■ Records shown:
Start
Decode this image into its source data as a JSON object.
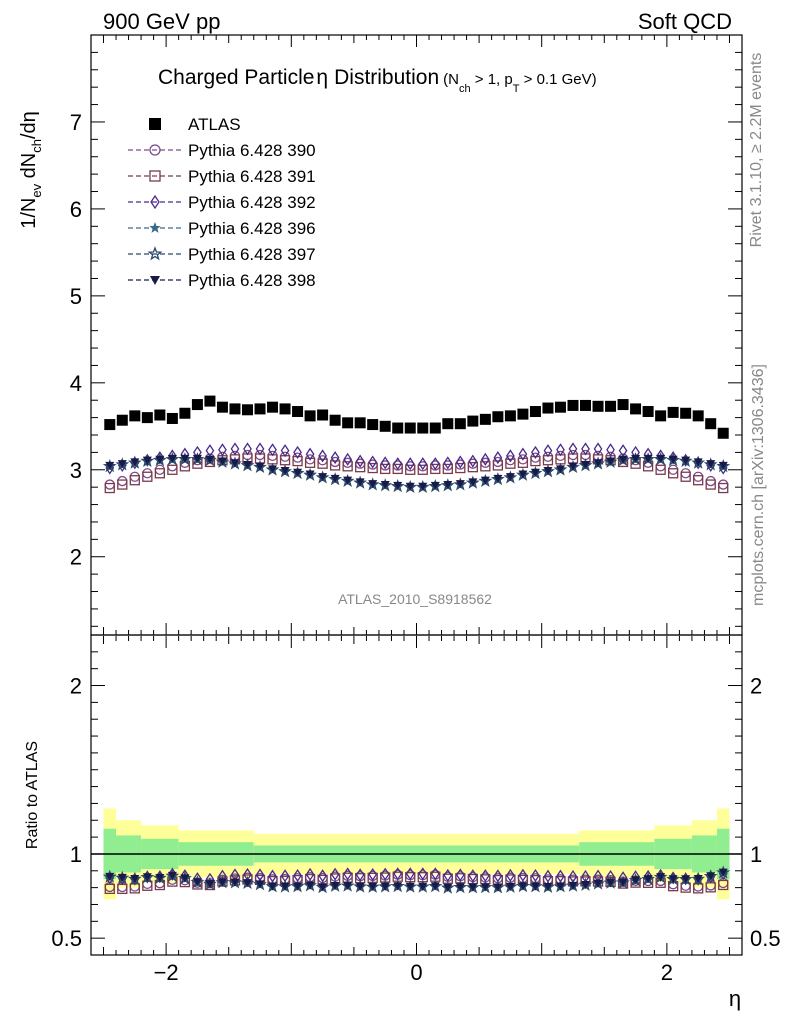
{
  "header": {
    "left": "900 GeV pp",
    "right": "Soft QCD"
  },
  "side_text": {
    "rivet": "Rivet 3.1.10, ≥ 2.2M events",
    "mcplots": "mcplots.cern.ch [arXiv:1306.3436]"
  },
  "chart_data": {
    "type": "scatter",
    "title": {
      "main": "Charged Particle",
      "eta": "η",
      "tail": "Distribution",
      "cuts_prefix": "(N",
      "cuts_sub1": "ch",
      "cuts_mid": " > 1, p",
      "cuts_sub2": "T",
      "cuts_end": " > 0.1 GeV)"
    },
    "analysis_label": "ATLAS_2010_S8918562",
    "xlabel": "η",
    "ylabel": {
      "p1": "1/N",
      "s1": "ev",
      "p2": " dN",
      "s2": "ch",
      "p3": "/dη"
    },
    "ratio_ylabel": "Ratio to ATLAS",
    "xlim": [
      -2.6,
      2.6
    ],
    "ylim": [
      1.1,
      8.0
    ],
    "ratio_ylim": [
      0.4,
      2.3
    ],
    "x_ticks": [
      {
        "value": -2,
        "label": "−2"
      },
      {
        "value": 0,
        "label": "0"
      },
      {
        "value": 2,
        "label": "2"
      }
    ],
    "y_ticks": [
      {
        "value": 2,
        "label": "2"
      },
      {
        "value": 3,
        "label": "3"
      },
      {
        "value": 4,
        "label": "4"
      },
      {
        "value": 5,
        "label": "5"
      },
      {
        "value": 6,
        "label": "6"
      },
      {
        "value": 7,
        "label": "7"
      }
    ],
    "ratio_ticks": [
      {
        "value": 0.5,
        "label": "0.5"
      },
      {
        "value": 1,
        "label": "1"
      },
      {
        "value": 2,
        "label": "2"
      }
    ],
    "x": [
      -2.45,
      -2.35,
      -2.25,
      -2.15,
      -2.05,
      -1.95,
      -1.85,
      -1.75,
      -1.65,
      -1.55,
      -1.45,
      -1.35,
      -1.25,
      -1.15,
      -1.05,
      -0.95,
      -0.85,
      -0.75,
      -0.65,
      -0.55,
      -0.45,
      -0.35,
      -0.25,
      -0.15,
      -0.05,
      0.05,
      0.15,
      0.25,
      0.35,
      0.45,
      0.55,
      0.65,
      0.75,
      0.85,
      0.95,
      1.05,
      1.15,
      1.25,
      1.35,
      1.45,
      1.55,
      1.65,
      1.75,
      1.85,
      1.95,
      2.05,
      2.15,
      2.25,
      2.35,
      2.45
    ],
    "band_edges": [
      -2.5,
      -2.4,
      -2.2,
      -1.9,
      -1.3,
      1.3,
      1.9,
      2.2,
      2.4,
      2.5
    ],
    "band_inner": [
      0.15,
      0.11,
      0.09,
      0.07,
      0.05,
      0.07,
      0.09,
      0.11,
      0.15
    ],
    "band_outer": [
      0.27,
      0.2,
      0.17,
      0.14,
      0.12,
      0.14,
      0.17,
      0.2,
      0.27
    ],
    "series": [
      {
        "name": "ATLAS",
        "marker": "square-filled",
        "color": "#000000",
        "values": [
          3.52,
          3.57,
          3.62,
          3.6,
          3.63,
          3.59,
          3.65,
          3.75,
          3.79,
          3.72,
          3.7,
          3.69,
          3.7,
          3.72,
          3.7,
          3.67,
          3.62,
          3.63,
          3.57,
          3.54,
          3.54,
          3.52,
          3.5,
          3.48,
          3.48,
          3.48,
          3.48,
          3.53,
          3.53,
          3.56,
          3.58,
          3.61,
          3.62,
          3.64,
          3.67,
          3.71,
          3.72,
          3.74,
          3.74,
          3.73,
          3.73,
          3.75,
          3.7,
          3.67,
          3.62,
          3.66,
          3.65,
          3.62,
          3.53,
          3.42
        ]
      },
      {
        "name": "Pythia 6.428 390",
        "marker": "circle-open",
        "color": "#7a4a8a",
        "values": [
          2.83,
          2.87,
          2.92,
          2.96,
          3.0,
          3.04,
          3.08,
          3.11,
          3.13,
          3.15,
          3.16,
          3.17,
          3.17,
          3.16,
          3.15,
          3.14,
          3.12,
          3.11,
          3.09,
          3.08,
          3.07,
          3.06,
          3.05,
          3.05,
          3.04,
          3.04,
          3.05,
          3.05,
          3.06,
          3.07,
          3.08,
          3.09,
          3.11,
          3.12,
          3.14,
          3.15,
          3.16,
          3.17,
          3.17,
          3.16,
          3.15,
          3.13,
          3.11,
          3.08,
          3.04,
          3.0,
          2.96,
          2.92,
          2.87,
          2.83
        ]
      },
      {
        "name": "Pythia 6.428 391",
        "marker": "square-open",
        "color": "#7a3a4a",
        "values": [
          2.79,
          2.83,
          2.88,
          2.92,
          2.96,
          3.0,
          3.04,
          3.07,
          3.09,
          3.11,
          3.12,
          3.13,
          3.13,
          3.12,
          3.11,
          3.1,
          3.08,
          3.07,
          3.05,
          3.04,
          3.03,
          3.02,
          3.01,
          3.01,
          3.0,
          3.0,
          3.01,
          3.01,
          3.02,
          3.03,
          3.04,
          3.05,
          3.07,
          3.08,
          3.1,
          3.11,
          3.12,
          3.13,
          3.13,
          3.12,
          3.11,
          3.09,
          3.07,
          3.04,
          3.0,
          2.96,
          2.92,
          2.88,
          2.83,
          2.79
        ]
      },
      {
        "name": "Pythia 6.428 392",
        "marker": "diamond-open",
        "color": "#4a2a8a",
        "values": [
          3.02,
          3.05,
          3.08,
          3.11,
          3.14,
          3.16,
          3.18,
          3.2,
          3.22,
          3.23,
          3.24,
          3.24,
          3.24,
          3.23,
          3.22,
          3.2,
          3.18,
          3.16,
          3.14,
          3.12,
          3.1,
          3.09,
          3.08,
          3.07,
          3.07,
          3.07,
          3.07,
          3.08,
          3.09,
          3.1,
          3.12,
          3.14,
          3.16,
          3.18,
          3.2,
          3.22,
          3.23,
          3.24,
          3.24,
          3.24,
          3.23,
          3.22,
          3.2,
          3.18,
          3.16,
          3.14,
          3.11,
          3.08,
          3.05,
          3.02
        ]
      },
      {
        "name": "Pythia 6.428 396",
        "marker": "star-filled",
        "color": "#3a6a8a",
        "values": [
          3.04,
          3.06,
          3.08,
          3.1,
          3.11,
          3.12,
          3.12,
          3.12,
          3.11,
          3.09,
          3.07,
          3.05,
          3.03,
          3.0,
          2.98,
          2.96,
          2.94,
          2.91,
          2.89,
          2.87,
          2.85,
          2.83,
          2.82,
          2.81,
          2.8,
          2.8,
          2.81,
          2.82,
          2.83,
          2.85,
          2.87,
          2.89,
          2.91,
          2.94,
          2.96,
          2.98,
          3.0,
          3.03,
          3.05,
          3.07,
          3.09,
          3.11,
          3.12,
          3.12,
          3.12,
          3.11,
          3.1,
          3.08,
          3.06,
          3.04
        ]
      },
      {
        "name": "Pythia 6.428 397",
        "marker": "star-open",
        "color": "#2a4a6a",
        "values": [
          3.04,
          3.06,
          3.08,
          3.1,
          3.11,
          3.12,
          3.12,
          3.12,
          3.11,
          3.09,
          3.07,
          3.05,
          3.03,
          3.0,
          2.98,
          2.96,
          2.94,
          2.91,
          2.89,
          2.87,
          2.85,
          2.83,
          2.82,
          2.81,
          2.8,
          2.8,
          2.81,
          2.82,
          2.83,
          2.85,
          2.87,
          2.89,
          2.91,
          2.94,
          2.96,
          2.98,
          3.0,
          3.03,
          3.05,
          3.07,
          3.09,
          3.11,
          3.12,
          3.12,
          3.12,
          3.11,
          3.1,
          3.08,
          3.06,
          3.04
        ]
      },
      {
        "name": "Pythia 6.428 398",
        "marker": "triangle-down-filled",
        "color": "#1a1a4a",
        "values": [
          3.05,
          3.07,
          3.09,
          3.11,
          3.12,
          3.13,
          3.13,
          3.13,
          3.12,
          3.1,
          3.08,
          3.06,
          3.04,
          3.01,
          2.99,
          2.97,
          2.95,
          2.92,
          2.9,
          2.88,
          2.86,
          2.84,
          2.83,
          2.82,
          2.81,
          2.81,
          2.82,
          2.83,
          2.84,
          2.86,
          2.88,
          2.9,
          2.92,
          2.95,
          2.97,
          2.99,
          3.01,
          3.04,
          3.06,
          3.08,
          3.1,
          3.12,
          3.13,
          3.13,
          3.13,
          3.12,
          3.11,
          3.09,
          3.07,
          3.05
        ]
      }
    ],
    "colors": {
      "band_inner": "#90ee90",
      "band_outer": "#ffff99"
    }
  }
}
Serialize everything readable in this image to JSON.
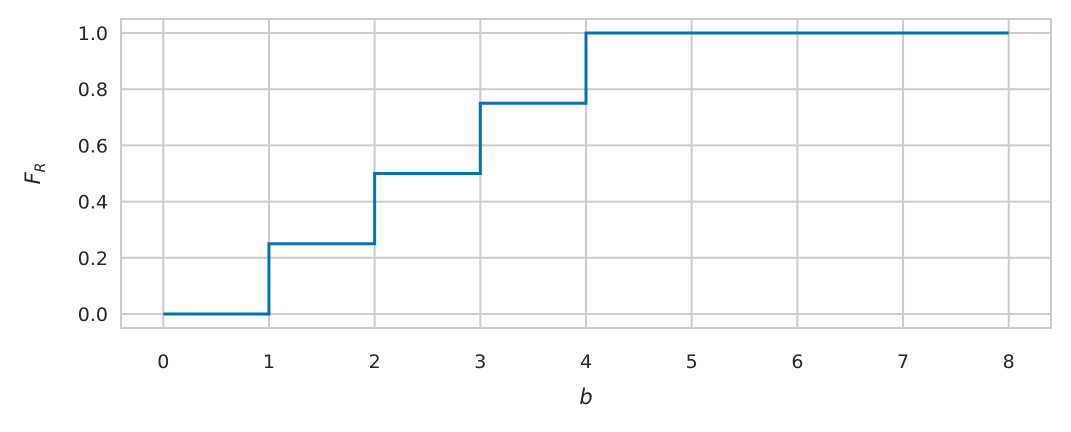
{
  "chart_data": {
    "type": "line",
    "drawstyle": "steps-post",
    "title": "",
    "xlabel": "b",
    "ylabel": {
      "main": "F",
      "sub": "R"
    },
    "xlim": [
      -0.4,
      8.4
    ],
    "ylim": [
      -0.05,
      1.05
    ],
    "xticks": [
      0,
      1,
      2,
      3,
      4,
      5,
      6,
      7,
      8
    ],
    "xtick_labels": [
      "0",
      "1",
      "2",
      "3",
      "4",
      "5",
      "6",
      "7",
      "8"
    ],
    "yticks": [
      0.0,
      0.2,
      0.4,
      0.6,
      0.8,
      1.0
    ],
    "ytick_labels": [
      "0.0",
      "0.2",
      "0.4",
      "0.6",
      "0.8",
      "1.0"
    ],
    "grid": true,
    "series": [
      {
        "x": [
          0,
          1,
          2,
          3,
          4,
          8
        ],
        "y": [
          0.0,
          0.25,
          0.5,
          0.75,
          1.0,
          1.0
        ]
      }
    ],
    "colors": {
      "line": "#0173b2",
      "grid": "#cccccc",
      "frame": "#cccccc"
    }
  }
}
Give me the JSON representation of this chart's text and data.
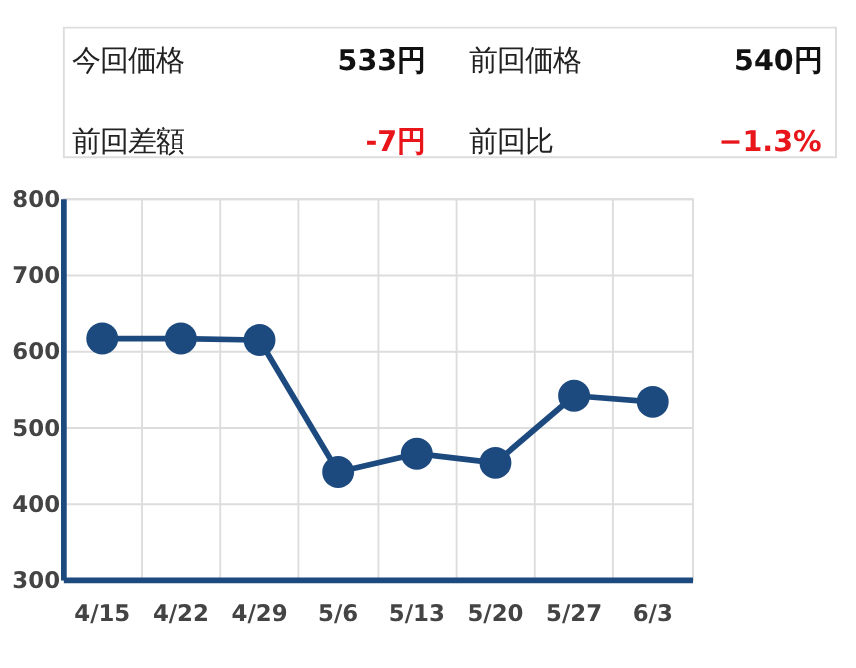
{
  "chart_data": [
    {
      "type": "other",
      "annotations": [
        "今回価格",
        "533円",
        "前回価格",
        "540円",
        "前回差額",
        "-7円",
        "前回比",
        "−1.3%"
      ]
    },
    {
      "type": "line",
      "categories": [
        "4/15",
        "4/22",
        "4/29",
        "5/6",
        "5/13",
        "5/20",
        "5/27",
        "6/3"
      ],
      "series": [
        {
          "color": "#1d4a7e",
          "values": [
            616,
            616,
            614,
            441,
            465,
            453,
            541,
            533
          ]
        }
      ],
      "ylim": [
        300,
        800
      ],
      "yticks": [
        300,
        400,
        500,
        600,
        700,
        800
      ],
      "grid": true,
      "marker": "circle",
      "line_style": "solid"
    }
  ]
}
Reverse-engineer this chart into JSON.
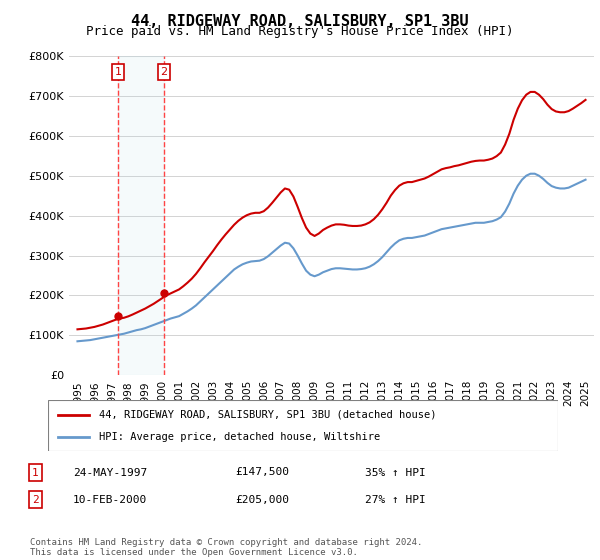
End
■ Task goal:
Of all the lines in the listing above, how many include "filled"? Write only the number.

■ Answer to the problem:
3